WRITTEN TASK:
Determine the number of lines that have the string "Prosciutto" in them, and give only that number.

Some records
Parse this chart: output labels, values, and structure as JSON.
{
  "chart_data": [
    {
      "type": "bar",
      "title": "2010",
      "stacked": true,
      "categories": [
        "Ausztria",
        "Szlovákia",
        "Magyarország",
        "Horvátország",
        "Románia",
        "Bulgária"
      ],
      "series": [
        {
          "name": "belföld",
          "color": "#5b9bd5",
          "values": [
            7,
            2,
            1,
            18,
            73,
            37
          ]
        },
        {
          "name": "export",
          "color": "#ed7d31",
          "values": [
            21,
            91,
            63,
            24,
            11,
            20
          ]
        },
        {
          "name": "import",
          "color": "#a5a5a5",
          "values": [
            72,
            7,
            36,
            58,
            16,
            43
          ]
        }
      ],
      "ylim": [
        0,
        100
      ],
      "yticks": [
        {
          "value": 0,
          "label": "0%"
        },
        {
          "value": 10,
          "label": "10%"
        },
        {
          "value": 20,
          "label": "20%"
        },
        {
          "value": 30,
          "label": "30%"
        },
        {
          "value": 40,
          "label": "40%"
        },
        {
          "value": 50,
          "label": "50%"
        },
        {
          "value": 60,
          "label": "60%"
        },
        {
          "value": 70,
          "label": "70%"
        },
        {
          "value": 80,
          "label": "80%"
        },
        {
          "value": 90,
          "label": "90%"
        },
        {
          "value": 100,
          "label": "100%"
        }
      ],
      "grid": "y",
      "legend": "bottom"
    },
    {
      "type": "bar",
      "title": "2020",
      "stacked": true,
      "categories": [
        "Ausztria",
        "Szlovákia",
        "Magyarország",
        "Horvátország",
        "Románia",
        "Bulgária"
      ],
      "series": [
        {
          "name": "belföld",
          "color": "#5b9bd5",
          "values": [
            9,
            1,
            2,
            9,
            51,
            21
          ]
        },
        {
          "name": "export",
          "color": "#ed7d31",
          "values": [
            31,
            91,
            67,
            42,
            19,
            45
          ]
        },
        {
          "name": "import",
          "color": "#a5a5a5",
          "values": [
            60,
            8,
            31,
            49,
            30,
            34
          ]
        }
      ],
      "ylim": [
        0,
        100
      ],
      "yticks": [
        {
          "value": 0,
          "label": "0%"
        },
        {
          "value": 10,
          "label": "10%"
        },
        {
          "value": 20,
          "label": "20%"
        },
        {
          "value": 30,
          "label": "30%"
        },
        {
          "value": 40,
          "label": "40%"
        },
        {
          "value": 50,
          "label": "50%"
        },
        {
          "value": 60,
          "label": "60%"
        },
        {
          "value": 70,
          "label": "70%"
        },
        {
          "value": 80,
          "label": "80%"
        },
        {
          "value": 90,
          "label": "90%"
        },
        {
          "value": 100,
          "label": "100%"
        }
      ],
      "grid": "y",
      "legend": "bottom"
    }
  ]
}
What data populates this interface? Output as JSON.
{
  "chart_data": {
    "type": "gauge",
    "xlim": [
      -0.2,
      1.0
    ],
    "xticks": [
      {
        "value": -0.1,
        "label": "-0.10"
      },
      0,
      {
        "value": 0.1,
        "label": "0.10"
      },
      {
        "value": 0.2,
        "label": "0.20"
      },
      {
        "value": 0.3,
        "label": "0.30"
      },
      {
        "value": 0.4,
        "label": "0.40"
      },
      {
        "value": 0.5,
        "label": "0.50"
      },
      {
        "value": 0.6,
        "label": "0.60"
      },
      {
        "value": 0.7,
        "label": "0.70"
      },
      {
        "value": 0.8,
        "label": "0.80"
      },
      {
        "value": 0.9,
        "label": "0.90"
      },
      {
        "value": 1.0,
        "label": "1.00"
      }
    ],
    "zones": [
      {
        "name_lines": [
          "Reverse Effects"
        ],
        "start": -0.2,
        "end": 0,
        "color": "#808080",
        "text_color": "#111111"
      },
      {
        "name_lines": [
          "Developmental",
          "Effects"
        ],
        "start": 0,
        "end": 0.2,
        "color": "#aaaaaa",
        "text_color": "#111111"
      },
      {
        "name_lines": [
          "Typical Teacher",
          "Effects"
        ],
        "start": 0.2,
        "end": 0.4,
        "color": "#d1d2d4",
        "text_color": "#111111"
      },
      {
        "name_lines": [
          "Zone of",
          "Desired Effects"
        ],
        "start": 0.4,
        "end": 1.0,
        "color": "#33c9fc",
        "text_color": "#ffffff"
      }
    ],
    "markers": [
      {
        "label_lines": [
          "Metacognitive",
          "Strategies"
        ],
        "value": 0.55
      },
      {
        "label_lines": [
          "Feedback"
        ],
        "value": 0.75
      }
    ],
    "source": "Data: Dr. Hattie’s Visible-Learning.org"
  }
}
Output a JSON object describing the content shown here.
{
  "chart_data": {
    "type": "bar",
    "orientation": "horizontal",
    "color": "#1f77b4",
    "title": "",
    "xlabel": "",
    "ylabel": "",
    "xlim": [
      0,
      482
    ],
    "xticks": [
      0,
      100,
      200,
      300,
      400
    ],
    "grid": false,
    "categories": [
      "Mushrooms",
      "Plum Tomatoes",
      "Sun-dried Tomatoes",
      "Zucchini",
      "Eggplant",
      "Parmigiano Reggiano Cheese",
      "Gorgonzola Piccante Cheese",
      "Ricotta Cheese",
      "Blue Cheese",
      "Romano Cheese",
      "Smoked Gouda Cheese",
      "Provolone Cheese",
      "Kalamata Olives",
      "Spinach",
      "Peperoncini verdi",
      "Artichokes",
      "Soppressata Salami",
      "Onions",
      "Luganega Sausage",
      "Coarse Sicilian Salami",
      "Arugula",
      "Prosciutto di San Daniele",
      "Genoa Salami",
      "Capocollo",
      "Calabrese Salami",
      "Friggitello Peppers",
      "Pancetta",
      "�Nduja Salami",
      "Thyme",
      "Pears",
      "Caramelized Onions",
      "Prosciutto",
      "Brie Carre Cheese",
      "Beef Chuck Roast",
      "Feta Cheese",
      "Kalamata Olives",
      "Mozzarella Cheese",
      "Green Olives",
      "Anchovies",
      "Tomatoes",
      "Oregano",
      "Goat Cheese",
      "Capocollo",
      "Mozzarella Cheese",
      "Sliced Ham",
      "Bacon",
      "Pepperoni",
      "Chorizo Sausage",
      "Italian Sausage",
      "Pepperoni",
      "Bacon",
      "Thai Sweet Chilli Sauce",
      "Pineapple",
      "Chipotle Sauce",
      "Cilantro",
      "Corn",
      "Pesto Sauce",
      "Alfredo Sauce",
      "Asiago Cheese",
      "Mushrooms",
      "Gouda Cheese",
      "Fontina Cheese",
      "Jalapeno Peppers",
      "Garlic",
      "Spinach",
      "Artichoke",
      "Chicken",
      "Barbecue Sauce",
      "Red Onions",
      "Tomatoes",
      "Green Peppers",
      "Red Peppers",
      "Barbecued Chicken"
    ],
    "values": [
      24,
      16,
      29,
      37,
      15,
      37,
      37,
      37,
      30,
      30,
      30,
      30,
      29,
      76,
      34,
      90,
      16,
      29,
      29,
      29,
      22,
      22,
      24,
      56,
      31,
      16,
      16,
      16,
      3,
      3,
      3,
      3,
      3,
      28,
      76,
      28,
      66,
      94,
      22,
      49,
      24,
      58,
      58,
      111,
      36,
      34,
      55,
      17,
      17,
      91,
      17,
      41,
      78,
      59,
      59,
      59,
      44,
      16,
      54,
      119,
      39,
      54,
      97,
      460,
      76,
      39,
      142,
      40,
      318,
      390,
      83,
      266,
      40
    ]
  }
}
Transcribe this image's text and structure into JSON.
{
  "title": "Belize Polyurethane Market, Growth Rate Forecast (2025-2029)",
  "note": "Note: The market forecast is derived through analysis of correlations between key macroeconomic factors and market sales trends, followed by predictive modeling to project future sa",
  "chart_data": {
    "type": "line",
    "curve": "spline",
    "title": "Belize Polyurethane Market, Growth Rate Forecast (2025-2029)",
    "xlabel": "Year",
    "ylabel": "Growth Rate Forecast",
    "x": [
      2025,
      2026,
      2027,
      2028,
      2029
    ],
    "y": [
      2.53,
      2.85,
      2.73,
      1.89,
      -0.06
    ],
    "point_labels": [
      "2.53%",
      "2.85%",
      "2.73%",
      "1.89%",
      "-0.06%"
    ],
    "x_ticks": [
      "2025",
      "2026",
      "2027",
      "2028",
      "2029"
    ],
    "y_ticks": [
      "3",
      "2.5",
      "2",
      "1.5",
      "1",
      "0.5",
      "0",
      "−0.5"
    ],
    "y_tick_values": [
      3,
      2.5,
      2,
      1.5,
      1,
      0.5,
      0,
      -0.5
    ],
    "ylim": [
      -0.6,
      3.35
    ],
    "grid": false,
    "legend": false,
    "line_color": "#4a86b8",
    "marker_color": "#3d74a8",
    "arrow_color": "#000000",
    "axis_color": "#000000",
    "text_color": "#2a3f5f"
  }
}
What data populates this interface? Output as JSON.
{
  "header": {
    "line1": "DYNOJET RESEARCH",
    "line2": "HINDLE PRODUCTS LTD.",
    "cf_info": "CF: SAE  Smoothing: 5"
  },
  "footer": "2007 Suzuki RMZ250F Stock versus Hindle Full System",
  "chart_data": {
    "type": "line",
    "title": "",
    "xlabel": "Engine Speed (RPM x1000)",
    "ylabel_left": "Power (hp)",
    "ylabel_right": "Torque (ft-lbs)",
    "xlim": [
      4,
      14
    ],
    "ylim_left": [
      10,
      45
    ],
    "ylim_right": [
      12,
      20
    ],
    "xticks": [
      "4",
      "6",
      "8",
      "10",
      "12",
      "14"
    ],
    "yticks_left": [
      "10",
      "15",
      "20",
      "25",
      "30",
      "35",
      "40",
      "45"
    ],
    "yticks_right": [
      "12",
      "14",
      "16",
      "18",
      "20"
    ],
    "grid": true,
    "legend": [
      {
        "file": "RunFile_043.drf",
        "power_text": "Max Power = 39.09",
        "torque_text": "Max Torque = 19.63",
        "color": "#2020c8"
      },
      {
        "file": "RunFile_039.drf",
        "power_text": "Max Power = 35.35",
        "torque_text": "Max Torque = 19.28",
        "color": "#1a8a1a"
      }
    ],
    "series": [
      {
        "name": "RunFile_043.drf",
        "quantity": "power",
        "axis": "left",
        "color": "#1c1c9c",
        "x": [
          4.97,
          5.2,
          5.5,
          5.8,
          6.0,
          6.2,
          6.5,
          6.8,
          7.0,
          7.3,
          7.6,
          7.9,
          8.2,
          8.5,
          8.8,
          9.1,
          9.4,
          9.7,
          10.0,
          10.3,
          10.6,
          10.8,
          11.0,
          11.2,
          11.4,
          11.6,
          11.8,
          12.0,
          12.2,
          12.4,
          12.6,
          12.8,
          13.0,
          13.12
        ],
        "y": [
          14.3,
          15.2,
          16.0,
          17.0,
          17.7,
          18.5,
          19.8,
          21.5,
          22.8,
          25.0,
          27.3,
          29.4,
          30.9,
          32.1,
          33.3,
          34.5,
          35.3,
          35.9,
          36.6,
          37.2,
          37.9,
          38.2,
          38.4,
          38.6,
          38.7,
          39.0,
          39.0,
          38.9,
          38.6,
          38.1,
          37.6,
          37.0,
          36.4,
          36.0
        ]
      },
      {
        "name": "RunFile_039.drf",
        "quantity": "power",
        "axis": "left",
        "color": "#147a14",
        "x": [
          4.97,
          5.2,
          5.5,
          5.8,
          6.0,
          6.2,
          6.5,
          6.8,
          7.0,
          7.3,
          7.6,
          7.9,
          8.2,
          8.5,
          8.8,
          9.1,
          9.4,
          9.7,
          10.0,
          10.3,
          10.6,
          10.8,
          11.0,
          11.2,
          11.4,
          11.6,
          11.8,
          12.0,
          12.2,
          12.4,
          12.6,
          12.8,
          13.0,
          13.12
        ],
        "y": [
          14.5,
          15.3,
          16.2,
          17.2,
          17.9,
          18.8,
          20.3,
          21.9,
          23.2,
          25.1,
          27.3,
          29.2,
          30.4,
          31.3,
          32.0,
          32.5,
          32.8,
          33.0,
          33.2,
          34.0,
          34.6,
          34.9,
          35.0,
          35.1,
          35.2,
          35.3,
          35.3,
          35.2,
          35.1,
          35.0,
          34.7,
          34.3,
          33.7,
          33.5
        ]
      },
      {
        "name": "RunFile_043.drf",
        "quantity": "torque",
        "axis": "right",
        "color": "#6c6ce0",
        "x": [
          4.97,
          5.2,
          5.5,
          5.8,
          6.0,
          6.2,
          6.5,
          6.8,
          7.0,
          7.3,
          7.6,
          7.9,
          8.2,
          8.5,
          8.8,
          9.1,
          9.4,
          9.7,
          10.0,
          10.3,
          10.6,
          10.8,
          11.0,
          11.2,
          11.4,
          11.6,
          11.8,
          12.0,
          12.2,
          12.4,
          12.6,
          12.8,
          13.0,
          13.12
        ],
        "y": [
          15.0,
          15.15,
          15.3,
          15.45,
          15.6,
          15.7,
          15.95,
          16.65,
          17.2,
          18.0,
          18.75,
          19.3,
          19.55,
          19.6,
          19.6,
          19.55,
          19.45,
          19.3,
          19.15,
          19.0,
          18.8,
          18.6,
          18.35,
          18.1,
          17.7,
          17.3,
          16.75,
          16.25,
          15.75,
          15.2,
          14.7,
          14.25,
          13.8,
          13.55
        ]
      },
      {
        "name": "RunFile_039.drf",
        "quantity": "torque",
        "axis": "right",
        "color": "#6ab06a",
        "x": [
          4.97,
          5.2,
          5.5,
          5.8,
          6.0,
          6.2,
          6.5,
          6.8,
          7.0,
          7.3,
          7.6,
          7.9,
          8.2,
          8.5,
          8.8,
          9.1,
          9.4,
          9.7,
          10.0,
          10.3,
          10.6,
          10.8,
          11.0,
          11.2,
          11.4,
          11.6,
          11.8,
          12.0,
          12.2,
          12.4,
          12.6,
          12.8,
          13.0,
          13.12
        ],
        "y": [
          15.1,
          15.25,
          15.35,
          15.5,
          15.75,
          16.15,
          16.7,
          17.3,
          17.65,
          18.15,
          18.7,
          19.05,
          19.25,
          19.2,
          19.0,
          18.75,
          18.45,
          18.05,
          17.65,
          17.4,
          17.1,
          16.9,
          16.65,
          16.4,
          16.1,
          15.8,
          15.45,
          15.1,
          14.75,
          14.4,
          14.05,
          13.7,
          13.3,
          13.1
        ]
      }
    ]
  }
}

SOLVED EXERCISE:
2